Dataset entries
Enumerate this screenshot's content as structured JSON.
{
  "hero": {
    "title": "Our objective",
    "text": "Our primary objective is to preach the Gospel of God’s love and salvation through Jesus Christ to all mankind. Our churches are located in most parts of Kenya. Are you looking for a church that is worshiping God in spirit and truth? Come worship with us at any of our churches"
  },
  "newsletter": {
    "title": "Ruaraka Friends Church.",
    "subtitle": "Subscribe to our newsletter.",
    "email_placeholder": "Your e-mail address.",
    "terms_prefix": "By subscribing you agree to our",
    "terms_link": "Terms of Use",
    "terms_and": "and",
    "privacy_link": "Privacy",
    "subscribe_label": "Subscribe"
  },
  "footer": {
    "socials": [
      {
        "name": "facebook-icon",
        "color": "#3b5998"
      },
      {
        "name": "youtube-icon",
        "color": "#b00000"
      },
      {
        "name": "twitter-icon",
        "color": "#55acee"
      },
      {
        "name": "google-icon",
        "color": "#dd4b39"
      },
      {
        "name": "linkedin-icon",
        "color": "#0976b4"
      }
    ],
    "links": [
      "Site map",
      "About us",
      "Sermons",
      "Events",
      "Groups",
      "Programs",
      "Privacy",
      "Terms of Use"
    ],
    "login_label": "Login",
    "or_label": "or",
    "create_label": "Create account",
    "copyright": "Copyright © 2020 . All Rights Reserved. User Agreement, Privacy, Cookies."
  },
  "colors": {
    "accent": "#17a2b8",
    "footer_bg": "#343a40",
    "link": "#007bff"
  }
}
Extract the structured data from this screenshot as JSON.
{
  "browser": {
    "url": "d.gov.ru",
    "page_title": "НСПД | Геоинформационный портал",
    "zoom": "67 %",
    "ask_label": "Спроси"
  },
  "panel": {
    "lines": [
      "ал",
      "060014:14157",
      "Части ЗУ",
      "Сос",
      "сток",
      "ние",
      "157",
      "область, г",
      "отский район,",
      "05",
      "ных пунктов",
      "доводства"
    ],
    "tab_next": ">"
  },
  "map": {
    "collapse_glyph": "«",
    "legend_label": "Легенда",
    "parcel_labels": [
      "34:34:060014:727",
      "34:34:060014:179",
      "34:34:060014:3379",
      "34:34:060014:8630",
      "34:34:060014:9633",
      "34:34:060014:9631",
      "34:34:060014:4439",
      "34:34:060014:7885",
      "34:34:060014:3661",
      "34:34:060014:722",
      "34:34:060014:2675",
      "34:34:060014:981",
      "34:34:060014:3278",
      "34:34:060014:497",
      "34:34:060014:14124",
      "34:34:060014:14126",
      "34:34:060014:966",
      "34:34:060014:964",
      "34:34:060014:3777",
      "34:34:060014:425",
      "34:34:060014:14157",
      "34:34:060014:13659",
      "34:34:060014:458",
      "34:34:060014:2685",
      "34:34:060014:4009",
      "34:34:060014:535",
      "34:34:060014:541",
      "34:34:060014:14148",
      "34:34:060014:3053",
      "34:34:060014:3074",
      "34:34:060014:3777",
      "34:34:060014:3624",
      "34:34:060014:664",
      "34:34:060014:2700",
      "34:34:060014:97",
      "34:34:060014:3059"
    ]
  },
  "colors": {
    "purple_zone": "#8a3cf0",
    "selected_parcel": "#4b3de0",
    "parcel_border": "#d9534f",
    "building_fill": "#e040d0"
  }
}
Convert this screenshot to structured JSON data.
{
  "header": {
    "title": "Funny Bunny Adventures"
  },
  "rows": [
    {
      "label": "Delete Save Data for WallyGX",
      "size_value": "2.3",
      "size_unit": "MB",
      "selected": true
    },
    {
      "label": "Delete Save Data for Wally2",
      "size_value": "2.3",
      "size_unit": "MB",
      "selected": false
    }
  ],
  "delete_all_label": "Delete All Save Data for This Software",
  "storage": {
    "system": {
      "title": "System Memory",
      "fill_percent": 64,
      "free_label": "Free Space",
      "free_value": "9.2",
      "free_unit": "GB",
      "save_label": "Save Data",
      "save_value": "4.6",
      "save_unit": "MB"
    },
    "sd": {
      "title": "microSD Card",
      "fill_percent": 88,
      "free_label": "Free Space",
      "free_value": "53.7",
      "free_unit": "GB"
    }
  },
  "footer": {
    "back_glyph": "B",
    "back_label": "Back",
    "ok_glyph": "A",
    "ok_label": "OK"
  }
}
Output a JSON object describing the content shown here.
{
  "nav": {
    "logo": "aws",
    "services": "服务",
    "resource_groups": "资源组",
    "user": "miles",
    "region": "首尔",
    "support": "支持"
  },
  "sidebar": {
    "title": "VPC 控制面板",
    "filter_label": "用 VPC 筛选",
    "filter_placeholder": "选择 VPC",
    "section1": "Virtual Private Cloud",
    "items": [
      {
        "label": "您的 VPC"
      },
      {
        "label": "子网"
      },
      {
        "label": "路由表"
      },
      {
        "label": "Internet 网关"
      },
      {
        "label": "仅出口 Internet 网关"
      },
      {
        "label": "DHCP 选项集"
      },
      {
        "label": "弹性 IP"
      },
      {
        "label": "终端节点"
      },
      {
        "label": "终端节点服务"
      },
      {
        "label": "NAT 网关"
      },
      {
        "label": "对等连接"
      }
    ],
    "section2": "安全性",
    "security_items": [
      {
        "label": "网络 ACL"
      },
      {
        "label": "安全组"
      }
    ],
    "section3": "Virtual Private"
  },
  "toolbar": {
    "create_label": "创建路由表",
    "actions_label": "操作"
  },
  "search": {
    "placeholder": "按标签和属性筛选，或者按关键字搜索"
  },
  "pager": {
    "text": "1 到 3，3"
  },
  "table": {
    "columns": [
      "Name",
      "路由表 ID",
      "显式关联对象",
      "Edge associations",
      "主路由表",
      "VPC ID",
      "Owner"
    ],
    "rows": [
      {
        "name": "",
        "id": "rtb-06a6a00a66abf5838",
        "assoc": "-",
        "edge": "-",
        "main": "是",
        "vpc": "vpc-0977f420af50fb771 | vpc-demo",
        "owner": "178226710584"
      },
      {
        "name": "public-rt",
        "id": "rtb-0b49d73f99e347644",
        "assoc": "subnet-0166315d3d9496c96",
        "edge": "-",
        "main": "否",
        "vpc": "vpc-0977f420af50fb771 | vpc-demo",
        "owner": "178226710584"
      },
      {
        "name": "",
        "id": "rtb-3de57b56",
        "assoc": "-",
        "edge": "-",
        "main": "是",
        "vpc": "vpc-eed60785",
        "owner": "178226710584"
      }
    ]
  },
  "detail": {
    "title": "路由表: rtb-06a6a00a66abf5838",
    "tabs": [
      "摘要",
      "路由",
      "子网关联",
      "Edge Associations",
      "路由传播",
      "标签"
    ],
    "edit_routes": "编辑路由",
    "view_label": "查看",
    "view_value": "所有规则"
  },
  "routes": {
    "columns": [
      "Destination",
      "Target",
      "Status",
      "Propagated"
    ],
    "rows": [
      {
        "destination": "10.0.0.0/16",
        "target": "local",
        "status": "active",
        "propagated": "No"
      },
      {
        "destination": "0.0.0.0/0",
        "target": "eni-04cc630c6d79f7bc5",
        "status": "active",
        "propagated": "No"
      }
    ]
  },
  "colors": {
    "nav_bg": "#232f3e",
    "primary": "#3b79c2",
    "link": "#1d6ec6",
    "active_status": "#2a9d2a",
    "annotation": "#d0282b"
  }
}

Problem to work on
Extract each entry in full and write it down exactly.

Solution for this exercise
Enumerate this screenshot's content as structured JSON.
{
  "hero": {
    "title": "Our objective",
    "text": "Our primary objective is to preach the Gospel of God’s love and salvation through Jesus Christ to all mankind. Our churches are located in most parts of Kenya. Are you looking for a church that is worshiping God in spirit and truth? Come worship with us at any of our churches"
  },
  "newsletter": {
    "title": "Ruaraka Friends Church.",
    "subtitle": "Subscribe to our newsletter.",
    "email_placeholder": "Your e-mail address.",
    "terms_prefix": "By subscribing you agree to our",
    "terms_link": "Terms of Use",
    "terms_and": "and",
    "privacy_link": "Privacy",
    "subscribe_label": "Subscribe"
  },
  "footer": {
    "socials": [
      {
        "name": "facebook-icon",
        "color": "#3b5998"
      },
      {
        "name": "youtube-icon",
        "color": "#b00000"
      },
      {
        "name": "twitter-icon",
        "color": "#55acee"
      },
      {
        "name": "google-icon",
        "color": "#dd4b39"
      },
      {
        "name": "linkedin-icon",
        "color": "#0976b4"
      }
    ],
    "links": [
      "Site map",
      "About us",
      "Sermons",
      "Events",
      "Groups",
      "Programs",
      "Privacy",
      "Terms of Use"
    ],
    "login_label": "Login",
    "or_label": "or",
    "create_label": "Create account",
    "copyright": "Copyright © 2020 . All Rights Reserved. User Agreement, Privacy, Cookies."
  },
  "colors": {
    "accent": "#17a2b8",
    "footer_bg": "#343a40",
    "link": "#007bff"
  }
}
Extract the structured data from this screenshot as JSON.
{
  "browser": {
    "url": "d.gov.ru",
    "page_title": "НСПД | Геоинформационный портал",
    "zoom": "67 %",
    "ask_label": "Спроси"
  },
  "panel": {
    "lines": [
      "ал",
      "060014:14157",
      "Части ЗУ",
      "Сос",
      "сток",
      "ние",
      "157",
      "область, г",
      "отский район,",
      "05",
      "ных пунктов",
      "доводства"
    ],
    "tab_next": ">"
  },
  "map": {
    "collapse_glyph": "«",
    "legend_label": "Легенда",
    "parcel_labels": [
      "34:34:060014:727",
      "34:34:060014:179",
      "34:34:060014:3379",
      "34:34:060014:8630",
      "34:34:060014:9633",
      "34:34:060014:9631",
      "34:34:060014:4439",
      "34:34:060014:7885",
      "34:34:060014:3661",
      "34:34:060014:722",
      "34:34:060014:2675",
      "34:34:060014:981",
      "34:34:060014:3278",
      "34:34:060014:497",
      "34:34:060014:14124",
      "34:34:060014:14126",
      "34:34:060014:966",
      "34:34:060014:964",
      "34:34:060014:3777",
      "34:34:060014:425",
      "34:34:060014:14157",
      "34:34:060014:13659",
      "34:34:060014:458",
      "34:34:060014:2685",
      "34:34:060014:4009",
      "34:34:060014:535",
      "34:34:060014:541",
      "34:34:060014:14148",
      "34:34:060014:3053",
      "34:34:060014:3074",
      "34:34:060014:3777",
      "34:34:060014:3624",
      "34:34:060014:664",
      "34:34:060014:2700",
      "34:34:060014:97",
      "34:34:060014:3059"
    ]
  },
  "colors": {
    "purple_zone": "#8a3cf0",
    "selected_parcel": "#4b3de0",
    "parcel_border": "#d9534f",
    "building_fill": "#e040d0"
  }
}
Convert this screenshot to structured JSON data.
{
  "header": {
    "title": "Funny Bunny Adventures"
  },
  "rows": [
    {
      "label": "Delete Save Data for WallyGX",
      "size_value": "2.3",
      "size_unit": "MB",
      "selected": true
    },
    {
      "label": "Delete Save Data for Wally2",
      "size_value": "2.3",
      "size_unit": "MB",
      "selected": false
    }
  ],
  "delete_all_label": "Delete All Save Data for This Software",
  "storage": {
    "system": {
      "title": "System Memory",
      "fill_percent": 64,
      "free_label": "Free Space",
      "free_value": "9.2",
      "free_unit": "GB",
      "save_label": "Save Data",
      "save_value": "4.6",
      "save_unit": "MB"
    },
    "sd": {
      "title": "microSD Card",
      "fill_percent": 88,
      "free_label": "Free Space",
      "free_value": "53.7",
      "free_unit": "GB"
    }
  },
  "footer": {
    "back_glyph": "B",
    "back_label": "Back",
    "ok_glyph": "A",
    "ok_label": "OK"
  }
}
Output a JSON object describing the content shown here.
{
  "nav": {
    "logo": "aws",
    "services": "服务",
    "resource_groups": "资源组",
    "user": "miles",
    "region": "首尔",
    "support": "支持"
  },
  "sidebar": {
    "title": "VPC 控制面板",
    "filter_label": "用 VPC 筛选",
    "filter_placeholder": "选择 VPC",
    "section1": "Virtual Private Cloud",
    "items": [
      {
        "label": "您的 VPC"
      },
      {
        "label": "子网"
      },
      {
        "label": "路由表"
      },
      {
        "label": "Internet 网关"
      },
      {
        "label": "仅出口 Internet 网关"
      },
      {
        "label": "DHCP 选项集"
      },
      {
        "label": "弹性 IP"
      },
      {
        "label": "终端节点"
      },
      {
        "label": "终端节点服务"
      },
      {
        "label": "NAT 网关"
      },
      {
        "label": "对等连接"
      }
    ],
    "section2": "安全性",
    "security_items": [
      {
        "label": "网络 ACL"
      },
      {
        "label": "安全组"
      }
    ],
    "section3": "Virtual Private"
  },
  "toolbar": {
    "create_label": "创建路由表",
    "actions_label": "操作"
  },
  "search": {
    "placeholder": "按标签和属性筛选，或者按关键字搜索"
  },
  "pager": {
    "text": "1 到 3，3"
  },
  "table": {
    "columns": [
      "Name",
      "路由表 ID",
      "显式关联对象",
      "Edge associations",
      "主路由表",
      "VPC ID",
      "Owner"
    ],
    "rows": [
      {
        "name": "",
        "id": "rtb-06a6a00a66abf5838",
        "assoc": "-",
        "edge": "-",
        "main": "是",
        "vpc": "vpc-0977f420af50fb771 | vpc-demo",
        "owner": "178226710584"
      },
      {
        "name": "public-rt",
        "id": "rtb-0b49d73f99e347644",
        "assoc": "subnet-0166315d3d9496c96",
        "edge": "-",
        "main": "否",
        "vpc": "vpc-0977f420af50fb771 | vpc-demo",
        "owner": "178226710584"
      },
      {
        "name": "",
        "id": "rtb-3de57b56",
        "assoc": "-",
        "edge": "-",
        "main": "是",
        "vpc": "vpc-eed60785",
        "owner": "178226710584"
      }
    ]
  },
  "detail": {
    "title": "路由表: rtb-06a6a00a66abf5838",
    "tabs": [
      "摘要",
      "路由",
      "子网关联",
      "Edge Associations",
      "路由传播",
      "标签"
    ],
    "edit_routes": "编辑路由",
    "view_label": "查看",
    "view_value": "所有规则"
  },
  "routes": {
    "columns": [
      "Destination",
      "Target",
      "Status",
      "Propagated"
    ],
    "rows": [
      {
        "destination": "10.0.0.0/16",
        "target": "local",
        "status": "active",
        "propagated": "No"
      },
      {
        "destination": "0.0.0.0/0",
        "target": "eni-04cc630c6d79f7bc5",
        "status": "active",
        "propagated": "No"
      }
    ]
  },
  "colors": {
    "nav_bg": "#232f3e",
    "primary": "#3b79c2",
    "link": "#1d6ec6",
    "active_status": "#2a9d2a",
    "annotation": "#d0282b"
  }
}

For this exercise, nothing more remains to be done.